Jobs:
1/ Quote the passage of the review correspondence from "Comments for author" up to and including "listed as follows.".
2/ Show every line of the records that contains the string "tick", matching case exactly.

Provided text:
━━━━━━━━

Author Response File: 
Author Response.pdf
Reviewer 2 Report
Please see the file attached.
Comments for author File: Comments.docx
Author Response
Response to Reviewer 2
Dear reviewer, attached we send the responses to your thoughtful comments and we have highlighted the changes in the modified article with yellow color.
By taking the dams of the Grijalva system as a study case, this paper applied stochastic dynamic programming and modified Svamidze method to optimize the operation policies. This study is interesting and is significant to the optimization of operation policies of hydroelectric dam system. However, there are some problems in the present paper. The comments that should be addressed are listed as follows.
- In line 174, the abbreviation “SPD” should be changed to “SDP”. This mistake reappears in lines 288 and 289. The authors should proofread the whole paper carefully to avoid this kind of mistake.
Answer
The correction was made in the requested line.
- Line 196, as the year can also be disaggregated by monthly or weekly scale, why did the authors divide the year into groups of consecutive fortnights? Please expound the consideration the authors took when deciding the interval for dividing.
Answer
The main reason for dividing into 7 stages per year was the decrease in the dimensioning of the problem. In addition to the fact that such division of the year into stages attended to the value of the historical averages of the grouped fortnights. The foregoing is expressed in line 289 of the modified document.
- Line 210, what is the meaning of the abbreviation “NS”? It should be noted that the meaning of each abbreviation should be added in the paper when first use them.
Answer
NS means number of states, the correction was made.
- Line 274-276, the probability distribution function of historical total volume must be important in this research and impact the reliability of the generated synthetic volume. Please introduce the method applied to obtain the probability distribution function.
Answer
Added the requested information.
- Line 289-292, please expound the reason for dividing the years into seven stages, and the consideration of setting the volume increment of 200 hm3to discretize the state variables.
Answer
The main reason for dividing into 7 stages per year was the decrease in the dimensioning of the problem. In addition to the fact that said division of the year in stages attended to the value of the historical averages of the grouped fortnights. The foregoing is expressed in line 289 of the modified document.
The useful capacity of each dam was divided using a DV=200 hm3 because we wanted to refine the analysis with respect to previous studies that considered DV=600 hm3.
Information was added to the requested lines.
- Line 294-298, why can the turbine capacity of La Angostura and Malpaso be equivalent to 1412.5 hm3and 1866 hm3? What is the basis for determining the values of kmin and kmax for each stage in Table 2? Please add explanations.

━━━━━━━━

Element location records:
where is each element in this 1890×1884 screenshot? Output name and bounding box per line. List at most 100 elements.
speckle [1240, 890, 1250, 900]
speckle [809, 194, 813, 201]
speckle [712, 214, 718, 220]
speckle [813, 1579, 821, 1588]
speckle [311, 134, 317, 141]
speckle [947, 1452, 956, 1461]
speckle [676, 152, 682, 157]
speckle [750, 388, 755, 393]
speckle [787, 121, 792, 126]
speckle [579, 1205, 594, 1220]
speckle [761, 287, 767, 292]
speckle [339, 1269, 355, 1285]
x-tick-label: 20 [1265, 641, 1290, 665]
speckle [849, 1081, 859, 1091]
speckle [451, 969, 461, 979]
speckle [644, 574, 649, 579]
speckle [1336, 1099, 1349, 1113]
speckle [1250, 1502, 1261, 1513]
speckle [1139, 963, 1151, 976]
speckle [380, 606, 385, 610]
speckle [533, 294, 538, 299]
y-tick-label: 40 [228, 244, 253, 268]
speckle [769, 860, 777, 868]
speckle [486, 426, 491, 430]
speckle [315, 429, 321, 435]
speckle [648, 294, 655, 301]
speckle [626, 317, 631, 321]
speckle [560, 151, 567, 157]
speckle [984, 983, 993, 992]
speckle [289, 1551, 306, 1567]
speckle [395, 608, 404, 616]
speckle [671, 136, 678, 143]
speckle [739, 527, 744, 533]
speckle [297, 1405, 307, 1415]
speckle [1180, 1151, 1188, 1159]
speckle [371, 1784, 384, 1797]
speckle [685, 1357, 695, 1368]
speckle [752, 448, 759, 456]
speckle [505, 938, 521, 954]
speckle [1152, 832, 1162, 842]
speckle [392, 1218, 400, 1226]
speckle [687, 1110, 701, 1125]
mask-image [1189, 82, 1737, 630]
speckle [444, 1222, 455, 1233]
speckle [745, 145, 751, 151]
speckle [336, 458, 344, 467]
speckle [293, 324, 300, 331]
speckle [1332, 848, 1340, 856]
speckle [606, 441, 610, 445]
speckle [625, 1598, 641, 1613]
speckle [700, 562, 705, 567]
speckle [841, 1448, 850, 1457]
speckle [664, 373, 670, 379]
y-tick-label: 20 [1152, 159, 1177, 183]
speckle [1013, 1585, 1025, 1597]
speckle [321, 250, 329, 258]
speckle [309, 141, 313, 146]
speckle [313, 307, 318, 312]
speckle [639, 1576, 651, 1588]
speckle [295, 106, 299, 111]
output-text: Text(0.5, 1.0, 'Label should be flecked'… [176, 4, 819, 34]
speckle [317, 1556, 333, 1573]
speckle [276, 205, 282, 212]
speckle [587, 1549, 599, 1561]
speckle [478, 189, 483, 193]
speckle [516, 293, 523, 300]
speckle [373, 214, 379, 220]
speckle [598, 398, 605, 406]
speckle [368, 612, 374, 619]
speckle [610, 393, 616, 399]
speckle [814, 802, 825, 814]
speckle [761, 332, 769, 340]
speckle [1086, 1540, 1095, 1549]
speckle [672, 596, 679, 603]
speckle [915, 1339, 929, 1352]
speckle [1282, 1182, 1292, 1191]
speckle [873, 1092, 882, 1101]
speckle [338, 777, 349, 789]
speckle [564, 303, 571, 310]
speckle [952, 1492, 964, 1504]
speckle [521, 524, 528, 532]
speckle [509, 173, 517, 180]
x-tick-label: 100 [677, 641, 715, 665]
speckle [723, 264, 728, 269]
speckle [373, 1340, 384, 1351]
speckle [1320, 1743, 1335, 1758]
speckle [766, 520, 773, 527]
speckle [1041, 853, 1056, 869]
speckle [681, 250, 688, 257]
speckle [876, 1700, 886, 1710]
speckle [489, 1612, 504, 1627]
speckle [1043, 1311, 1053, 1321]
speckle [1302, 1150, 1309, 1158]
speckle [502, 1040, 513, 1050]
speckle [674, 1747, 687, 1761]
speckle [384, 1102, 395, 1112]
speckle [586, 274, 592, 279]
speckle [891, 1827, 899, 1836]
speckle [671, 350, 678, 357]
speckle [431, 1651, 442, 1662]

━━━━━━━━

The solutions:
1/
Comments for author File: Comments.docx
Author Response
Response to Reviewer 2
Dear reviewer, attached we send the responses to your thoughtful comments and we have highlighted the changes in the modified article with yellow color.
By taking the dams of the Grijalva system as a study case, this paper applied stochastic dynamic programming and modified Svamidze method to optimize the operation policies. This study is interesting and is significant to the optimization of operation policies of hydroelectric dam system. However, there are some problems in the present paper. The comments that should be addressed are listed as follows.

2/
x-tick-label: 20 [1265, 641, 1290, 665]
y-tick-label: 40 [228, 244, 253, 268]
y-tick-label: 20 [1152, 159, 1177, 183]
x-tick-label: 100 [677, 641, 715, 665]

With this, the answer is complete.